TASK SET:
**a)** According to the excerpt on philosophical practice, what are the book's two main stages?
**b)** Condense the paragraph of the excerpt on philosophical practice that begins "I must repeat the introductory caveat" into a few short sentences, keeping its main facts.
**c)** Carry on the excerpt on philosophical practice from its final sentence, in the same voice.

QUOTED PASSAGE:

To exist in a postmodern world is to have all of our philosophical structuring of the world called into question. To take this seriously is called for—though many dismiss the critiques of postmodernity with a flick of the hand, doing so has hardly won more followers. We speak very easily of the destabilization of ethical foundations, but we do not acknowledge what this would mean practically, what this would mean for us spiritually. This book takes that challenge seriously, and seeks to engage with a destructed/de-structured world by incorporating that perspective into one’s way of life.
How to use this text
I must repeat the introductory caveat; this book is a work of practice. For those who engage in an intellectual and argumentative mode, it will be frustratingly short of theory. This is intentional; there is a theory-based support for all of the exercises in this text, but I do not provide the theoretical justification for each exercise. Instead, I am focused on practice as a necessary antidote to all of our endless theorizing. This book, therefore, actually provides a method for putting into action what is thought, and this in a wide-ranging manner. To find the theoretical justification for these exercises, I would suggest reading through the bibliography.
There are two main stages in this book: first, the reduction to nothing; second, the restructuring of belief. The first four chapters are intended to destroy your worldview, your sense of self, and most aspects of your belief system. This is not, as it may sound, something sinister or malicious, but a necessary part of becoming a practicing philosopher or theologian. We possess, from an early age, various belief systems and structures of meaning, but very rarely do we intentionally adopt them. Instead, we simply inherit them or appropriate them from the world around us, and they result in our thinking and acting in certain ways according to certain norms, and these are not necessarily the ones we should be acting in accordance with. These worldviews are not always beneficial for us, and bringing to light the things that we hold without an awareness of the fact that we are holding them is necessary for the possibility of changing our minds. Thus we bring these unexamined views to the surface and reduce them to naught, creating a space to actively and intentionally construct an approach to our existence that is superior to our previously unconsidered existence. Further, we need to allow this new structure to permeate our mind and activity, that is, allow it to completely reconfigure the way we live our lives and the structures that we find meaningful. This is the only way to actually come to live in a new way when we change our beliefs. Most of us avoid this sort of thing, whether participating only in disputation and ignoring the implications of our work, or simply claiming that the purview of philosophy lies outside of the mundanities of everyday life.

RECORDS:

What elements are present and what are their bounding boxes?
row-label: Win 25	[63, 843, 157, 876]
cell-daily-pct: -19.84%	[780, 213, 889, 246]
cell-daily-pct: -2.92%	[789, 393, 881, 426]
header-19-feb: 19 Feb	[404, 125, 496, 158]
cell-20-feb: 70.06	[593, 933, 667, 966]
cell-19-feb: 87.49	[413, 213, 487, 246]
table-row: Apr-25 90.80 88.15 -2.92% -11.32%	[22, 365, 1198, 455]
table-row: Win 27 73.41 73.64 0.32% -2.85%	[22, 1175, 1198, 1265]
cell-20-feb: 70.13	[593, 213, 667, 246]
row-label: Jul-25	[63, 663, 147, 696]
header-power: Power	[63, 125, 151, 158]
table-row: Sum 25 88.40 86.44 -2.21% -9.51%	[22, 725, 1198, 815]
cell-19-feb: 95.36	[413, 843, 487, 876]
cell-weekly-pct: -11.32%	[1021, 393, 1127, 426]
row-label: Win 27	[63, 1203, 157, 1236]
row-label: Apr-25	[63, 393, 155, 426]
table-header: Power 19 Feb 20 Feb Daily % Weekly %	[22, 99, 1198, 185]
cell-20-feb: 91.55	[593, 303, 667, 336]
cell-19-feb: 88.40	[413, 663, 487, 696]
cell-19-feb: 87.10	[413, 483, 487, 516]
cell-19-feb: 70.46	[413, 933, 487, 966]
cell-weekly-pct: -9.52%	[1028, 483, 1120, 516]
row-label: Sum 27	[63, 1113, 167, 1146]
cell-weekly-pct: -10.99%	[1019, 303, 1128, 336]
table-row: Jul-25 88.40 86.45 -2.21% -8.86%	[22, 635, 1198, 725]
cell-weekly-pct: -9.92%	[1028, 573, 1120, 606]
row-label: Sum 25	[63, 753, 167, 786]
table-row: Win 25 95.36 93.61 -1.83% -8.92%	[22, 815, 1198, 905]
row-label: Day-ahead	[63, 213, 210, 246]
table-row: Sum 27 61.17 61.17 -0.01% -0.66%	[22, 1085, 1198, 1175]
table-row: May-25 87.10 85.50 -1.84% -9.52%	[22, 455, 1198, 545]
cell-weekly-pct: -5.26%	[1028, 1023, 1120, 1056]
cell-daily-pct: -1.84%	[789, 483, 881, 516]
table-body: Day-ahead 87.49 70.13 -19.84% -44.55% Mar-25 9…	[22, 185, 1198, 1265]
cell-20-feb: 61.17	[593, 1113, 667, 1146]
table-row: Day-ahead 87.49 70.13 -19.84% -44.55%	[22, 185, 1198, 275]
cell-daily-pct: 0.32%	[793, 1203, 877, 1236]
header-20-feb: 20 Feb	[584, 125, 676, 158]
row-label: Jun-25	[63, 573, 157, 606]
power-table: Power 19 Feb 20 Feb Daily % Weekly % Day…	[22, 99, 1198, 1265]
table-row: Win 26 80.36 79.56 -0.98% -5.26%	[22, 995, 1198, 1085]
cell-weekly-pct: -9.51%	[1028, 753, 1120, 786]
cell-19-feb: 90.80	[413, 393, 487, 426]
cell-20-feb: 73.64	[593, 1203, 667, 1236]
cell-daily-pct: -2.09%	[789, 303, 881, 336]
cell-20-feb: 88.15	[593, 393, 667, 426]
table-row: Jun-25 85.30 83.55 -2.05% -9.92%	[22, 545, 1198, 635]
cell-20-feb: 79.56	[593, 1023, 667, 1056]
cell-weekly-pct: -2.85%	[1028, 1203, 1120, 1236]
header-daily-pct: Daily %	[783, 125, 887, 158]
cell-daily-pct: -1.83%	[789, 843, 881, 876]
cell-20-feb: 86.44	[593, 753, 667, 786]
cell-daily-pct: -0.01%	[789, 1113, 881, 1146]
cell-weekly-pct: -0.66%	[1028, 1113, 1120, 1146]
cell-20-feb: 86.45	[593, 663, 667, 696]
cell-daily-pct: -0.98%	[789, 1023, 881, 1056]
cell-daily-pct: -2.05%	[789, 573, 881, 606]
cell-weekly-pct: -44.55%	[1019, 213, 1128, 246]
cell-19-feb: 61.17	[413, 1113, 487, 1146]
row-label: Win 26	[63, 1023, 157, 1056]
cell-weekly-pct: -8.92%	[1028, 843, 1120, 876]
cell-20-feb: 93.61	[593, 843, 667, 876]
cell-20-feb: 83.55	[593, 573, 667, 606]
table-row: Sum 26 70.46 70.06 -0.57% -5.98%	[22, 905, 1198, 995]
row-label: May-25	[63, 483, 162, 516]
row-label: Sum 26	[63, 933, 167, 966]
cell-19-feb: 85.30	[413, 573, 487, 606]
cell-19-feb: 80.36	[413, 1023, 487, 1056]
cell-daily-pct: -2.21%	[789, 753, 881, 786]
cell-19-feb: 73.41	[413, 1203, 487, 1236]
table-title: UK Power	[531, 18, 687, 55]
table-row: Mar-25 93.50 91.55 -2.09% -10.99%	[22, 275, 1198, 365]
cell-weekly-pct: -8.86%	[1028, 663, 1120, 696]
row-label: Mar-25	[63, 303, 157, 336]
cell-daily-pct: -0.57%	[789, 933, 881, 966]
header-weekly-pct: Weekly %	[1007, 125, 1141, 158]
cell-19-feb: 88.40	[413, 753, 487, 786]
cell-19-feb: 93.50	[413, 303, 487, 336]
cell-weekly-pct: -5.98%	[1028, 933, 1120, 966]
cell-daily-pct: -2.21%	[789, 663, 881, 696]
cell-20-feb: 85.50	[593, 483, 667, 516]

ANSWERS BELOW:
**a)** The reduction to nothing, then the restructuring of belief.

**b)** The book is a work of practice and deliberately offers little theory. Each exercise has a theoretical basis, but the author does not give the justification for each one, treating practice as an antidote to endless theorizing. The book thus offers a wide-ranging method for acting on what is thought. Readers seeking the theoretical justification are directed to the bibliography.

**c)**
So, for this reason, we must die to our beliefs, and to our conceptions of ourselves, all of which creates a space for something new to come into place. This is the second stage, where we can start to restructure belief according to those values we have selected as primary in our lives, with the understanding that nothingness still lies within us and is still a part of our understanding. In the second half, therefore, there is less skepticism, and more concrete, specific, daily practices that evince a clear moral motivation.
Again, this is a text to be practiced. It describes any number of things to be visualized, thought, or otherwise considered. It contains sections of simulated internal debate, which you should model in your own mind, debating against your own hesitations to adopt its conclusions. If you want to be changed in the way this book describes, you will need to work consistently for an extended period of time, engaging your mind to overcome its disagreements with these new angles, and engaging the reflexive habits you have come to embody as a person. On this last point, many of our beliefs tend to dwell in a space below our conscious mind, in understandings that are essentially reflexes and entirely habitual.¹ These will need to be drawn out into the open, challenged, and altered. Finally, for any of the changes to actually occur, you will need to truly accept and understand them, and secondarily desire that they be true and accepted. It is very easy to take on difficult arguments and accept them as points of disputation in a philosophical argument; it is another to fully integrate them into one’s conception of the world and their practical life.
If you do practice it . . .
Don’t take yourself too seriously. This is, I hope, the key message I can impart about this specific approach. You should not come away with a bigger ego from these exercises, nor think that you have achieved anything momentous, nor made yourself better than other persons. You also should not be depressed by these exercises. The emptiness you find does not mean that you lack God, or that you lack a good purpose in your life. You should find the humor in all things in a different way, and especially have the ability to laugh at yourself.
This approach requires that you distance yourself from yourself—that is, you are capable of seeing all the feelings you have, all the things that you value and enjoy, from a distance, and not acting based solely out of your consideration of these things, but instead choosing what is actually the correct course in that moment. So if you think, Well, this is what I feel, I’m going to do that,
then you will not make much progress. Instead, you will come to be able to think, This is what I feel, and that’s really stupid, so I’m not going to listen to those stupid feelings, I’m going to do something else.
You should not feel bad about yourself, or of less worth as a person because you had a stupid feeling; you should simply acknowledge it and move forward.
By not taking ourselves too seriously, by being able to laugh at ourselves and our imagined progress, we more closely approximate the world that we live in. In this world, there are so many things that occur where the only valid option is to laugh. It is an absurd place, and we do not have control over events that happen here, or even control over every aspect of ourselves. In this situation, you must be able to laugh, or you have not understood.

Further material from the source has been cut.